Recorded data
— Start —

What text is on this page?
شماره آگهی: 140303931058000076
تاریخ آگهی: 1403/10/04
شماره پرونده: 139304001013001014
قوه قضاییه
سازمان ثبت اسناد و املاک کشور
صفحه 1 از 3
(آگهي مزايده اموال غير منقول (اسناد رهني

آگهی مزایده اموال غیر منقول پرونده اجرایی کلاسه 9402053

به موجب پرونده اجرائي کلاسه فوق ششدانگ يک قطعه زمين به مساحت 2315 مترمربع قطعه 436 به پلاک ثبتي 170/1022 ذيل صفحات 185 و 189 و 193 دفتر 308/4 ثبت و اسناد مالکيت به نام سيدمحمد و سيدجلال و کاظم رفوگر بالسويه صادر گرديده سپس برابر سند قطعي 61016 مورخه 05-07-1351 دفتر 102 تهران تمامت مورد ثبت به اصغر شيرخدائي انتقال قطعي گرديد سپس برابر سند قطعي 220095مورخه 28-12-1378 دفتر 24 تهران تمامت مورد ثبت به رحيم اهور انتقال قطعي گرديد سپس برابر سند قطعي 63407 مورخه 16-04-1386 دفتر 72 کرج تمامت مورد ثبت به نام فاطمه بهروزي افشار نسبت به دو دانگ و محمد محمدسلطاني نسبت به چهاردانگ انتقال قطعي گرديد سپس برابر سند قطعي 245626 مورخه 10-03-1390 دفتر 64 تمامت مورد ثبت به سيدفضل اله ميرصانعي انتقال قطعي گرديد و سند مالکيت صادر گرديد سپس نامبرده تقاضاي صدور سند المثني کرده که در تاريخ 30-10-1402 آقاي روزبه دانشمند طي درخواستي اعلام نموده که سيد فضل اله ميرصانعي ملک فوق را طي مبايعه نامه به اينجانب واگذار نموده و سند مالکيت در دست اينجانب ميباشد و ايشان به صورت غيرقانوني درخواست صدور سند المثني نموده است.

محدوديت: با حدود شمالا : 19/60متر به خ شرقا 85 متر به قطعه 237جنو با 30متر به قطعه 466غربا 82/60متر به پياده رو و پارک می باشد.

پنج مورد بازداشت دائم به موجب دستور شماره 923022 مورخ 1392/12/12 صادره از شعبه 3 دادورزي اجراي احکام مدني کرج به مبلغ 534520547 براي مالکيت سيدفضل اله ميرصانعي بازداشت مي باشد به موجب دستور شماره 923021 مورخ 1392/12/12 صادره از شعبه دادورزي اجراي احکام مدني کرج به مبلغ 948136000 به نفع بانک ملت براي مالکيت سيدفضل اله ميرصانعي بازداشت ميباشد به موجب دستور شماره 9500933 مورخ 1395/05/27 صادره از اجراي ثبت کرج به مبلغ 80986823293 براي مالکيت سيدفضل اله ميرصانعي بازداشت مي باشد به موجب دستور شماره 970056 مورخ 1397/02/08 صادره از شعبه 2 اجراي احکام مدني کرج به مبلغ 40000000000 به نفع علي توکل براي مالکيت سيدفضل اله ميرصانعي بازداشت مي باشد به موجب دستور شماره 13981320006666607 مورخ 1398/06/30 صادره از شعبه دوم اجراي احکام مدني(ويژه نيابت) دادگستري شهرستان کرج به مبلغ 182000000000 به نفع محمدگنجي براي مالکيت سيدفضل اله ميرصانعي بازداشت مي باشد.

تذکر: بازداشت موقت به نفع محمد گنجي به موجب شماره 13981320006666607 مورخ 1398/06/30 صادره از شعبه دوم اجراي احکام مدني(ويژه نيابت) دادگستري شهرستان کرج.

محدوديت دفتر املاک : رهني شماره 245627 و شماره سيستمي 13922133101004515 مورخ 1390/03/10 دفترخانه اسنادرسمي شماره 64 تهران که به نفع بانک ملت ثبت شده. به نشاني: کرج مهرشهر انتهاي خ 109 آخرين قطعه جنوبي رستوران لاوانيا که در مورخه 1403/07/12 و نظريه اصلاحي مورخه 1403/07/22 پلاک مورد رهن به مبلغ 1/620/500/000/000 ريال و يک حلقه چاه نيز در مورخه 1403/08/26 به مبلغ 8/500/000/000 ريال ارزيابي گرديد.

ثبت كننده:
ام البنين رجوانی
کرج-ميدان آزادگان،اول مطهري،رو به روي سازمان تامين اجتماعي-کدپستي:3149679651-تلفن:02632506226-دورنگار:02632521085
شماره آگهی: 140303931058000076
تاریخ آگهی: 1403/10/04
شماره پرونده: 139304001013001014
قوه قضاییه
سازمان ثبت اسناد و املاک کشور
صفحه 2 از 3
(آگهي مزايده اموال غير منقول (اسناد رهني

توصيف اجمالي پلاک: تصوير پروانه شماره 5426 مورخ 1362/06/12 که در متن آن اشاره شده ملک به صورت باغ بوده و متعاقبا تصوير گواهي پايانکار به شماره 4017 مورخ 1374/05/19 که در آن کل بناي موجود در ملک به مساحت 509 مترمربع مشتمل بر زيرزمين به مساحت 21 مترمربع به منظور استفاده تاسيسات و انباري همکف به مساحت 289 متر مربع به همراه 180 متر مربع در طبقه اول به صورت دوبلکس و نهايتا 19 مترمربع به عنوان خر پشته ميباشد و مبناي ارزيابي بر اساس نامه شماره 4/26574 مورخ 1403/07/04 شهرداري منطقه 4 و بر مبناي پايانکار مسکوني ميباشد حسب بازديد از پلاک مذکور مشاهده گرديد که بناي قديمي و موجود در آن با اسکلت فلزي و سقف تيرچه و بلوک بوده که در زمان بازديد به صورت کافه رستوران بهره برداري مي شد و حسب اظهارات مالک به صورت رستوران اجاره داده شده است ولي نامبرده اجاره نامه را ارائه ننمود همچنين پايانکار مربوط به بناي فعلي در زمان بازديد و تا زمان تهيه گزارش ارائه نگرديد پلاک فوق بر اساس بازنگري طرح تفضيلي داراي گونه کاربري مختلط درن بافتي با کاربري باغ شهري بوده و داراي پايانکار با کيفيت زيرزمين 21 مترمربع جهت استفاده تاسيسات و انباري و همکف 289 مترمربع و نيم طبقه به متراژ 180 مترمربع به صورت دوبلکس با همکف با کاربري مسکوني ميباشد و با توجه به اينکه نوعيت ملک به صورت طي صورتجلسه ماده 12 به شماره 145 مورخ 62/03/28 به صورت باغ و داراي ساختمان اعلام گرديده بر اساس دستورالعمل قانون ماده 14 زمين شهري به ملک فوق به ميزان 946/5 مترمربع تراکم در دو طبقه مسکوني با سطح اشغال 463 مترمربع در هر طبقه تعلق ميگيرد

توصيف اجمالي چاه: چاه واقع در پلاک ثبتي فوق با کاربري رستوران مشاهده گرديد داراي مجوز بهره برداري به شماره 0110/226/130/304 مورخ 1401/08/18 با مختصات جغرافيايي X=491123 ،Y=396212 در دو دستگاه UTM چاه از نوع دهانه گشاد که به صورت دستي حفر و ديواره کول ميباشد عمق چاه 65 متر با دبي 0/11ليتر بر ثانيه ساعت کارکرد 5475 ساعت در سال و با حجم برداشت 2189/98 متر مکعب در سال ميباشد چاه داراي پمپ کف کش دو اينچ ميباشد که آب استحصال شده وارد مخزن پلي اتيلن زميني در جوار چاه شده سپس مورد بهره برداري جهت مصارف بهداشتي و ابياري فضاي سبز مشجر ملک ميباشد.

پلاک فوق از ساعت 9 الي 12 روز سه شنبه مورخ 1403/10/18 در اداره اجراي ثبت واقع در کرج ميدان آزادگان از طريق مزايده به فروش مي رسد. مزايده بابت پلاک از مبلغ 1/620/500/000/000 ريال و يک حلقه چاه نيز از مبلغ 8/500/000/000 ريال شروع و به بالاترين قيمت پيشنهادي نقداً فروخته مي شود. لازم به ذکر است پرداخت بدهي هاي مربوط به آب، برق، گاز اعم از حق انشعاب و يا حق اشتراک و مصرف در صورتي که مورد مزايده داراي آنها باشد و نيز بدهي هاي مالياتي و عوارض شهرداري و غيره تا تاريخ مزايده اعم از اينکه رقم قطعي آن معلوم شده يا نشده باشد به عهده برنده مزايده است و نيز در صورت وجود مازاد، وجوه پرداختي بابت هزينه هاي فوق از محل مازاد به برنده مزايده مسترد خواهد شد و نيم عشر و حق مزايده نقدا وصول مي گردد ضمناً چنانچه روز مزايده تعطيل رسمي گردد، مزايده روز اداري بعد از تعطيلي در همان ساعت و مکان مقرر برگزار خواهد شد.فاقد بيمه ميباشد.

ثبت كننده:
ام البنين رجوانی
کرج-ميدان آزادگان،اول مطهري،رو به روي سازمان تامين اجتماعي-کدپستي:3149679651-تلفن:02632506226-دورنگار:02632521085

— End —

Go through the records. Copy each line where "دادگستري" appears.

پنج مورد بازداشت دائم به موجب دستور شماره 923022 مورخ 1392/12/12 صادره از شعبه 3 دادورزي اجراي احکام مدني کرج به مبلغ 534520547 براي مالکيت سيدفضل اله ميرصانعي بازداشت مي باشد به موجب دستور شماره 923021 مورخ 1392/12/12 صادره از شعبه دادورزي اجراي احکام مدني کرج به مبلغ 948136000 به نفع بانک ملت براي مالکيت سيدفضل اله ميرصانعي بازداشت ميباشد به موجب دستور شماره 9500933 مورخ 1395/05/27 صادره از اجراي ثبت کرج به مبلغ 80986823293 براي مالکيت سيدفضل اله ميرصانعي بازداشت مي باشد به موجب دستور شماره 970056 مورخ 1397/02/08 صادره از شعبه 2 اجراي احکام مدني کرج به مبلغ 40000000000 به نفع علي توکل براي مالکيت سيدفضل اله ميرصانعي بازداشت مي باشد به موجب دستور شماره 13981320006666607 مورخ 1398/06/30 صادره از شعبه دوم اجراي احکام مدني(ويژه نيابت) دادگستري شهرستان کرج به مبلغ 182000000000 به نفع محمدگنجي براي مالکيت سيدفضل اله ميرصانعي بازداشت مي باشد.
تذکر: بازداشت موقت به نفع محمد گنجي به موجب شماره 13981320006666607 مورخ 1398/06/30 صادره از شعبه دوم اجراي احکام مدني(ويژه نيابت) دادگستري شهرستان کرج.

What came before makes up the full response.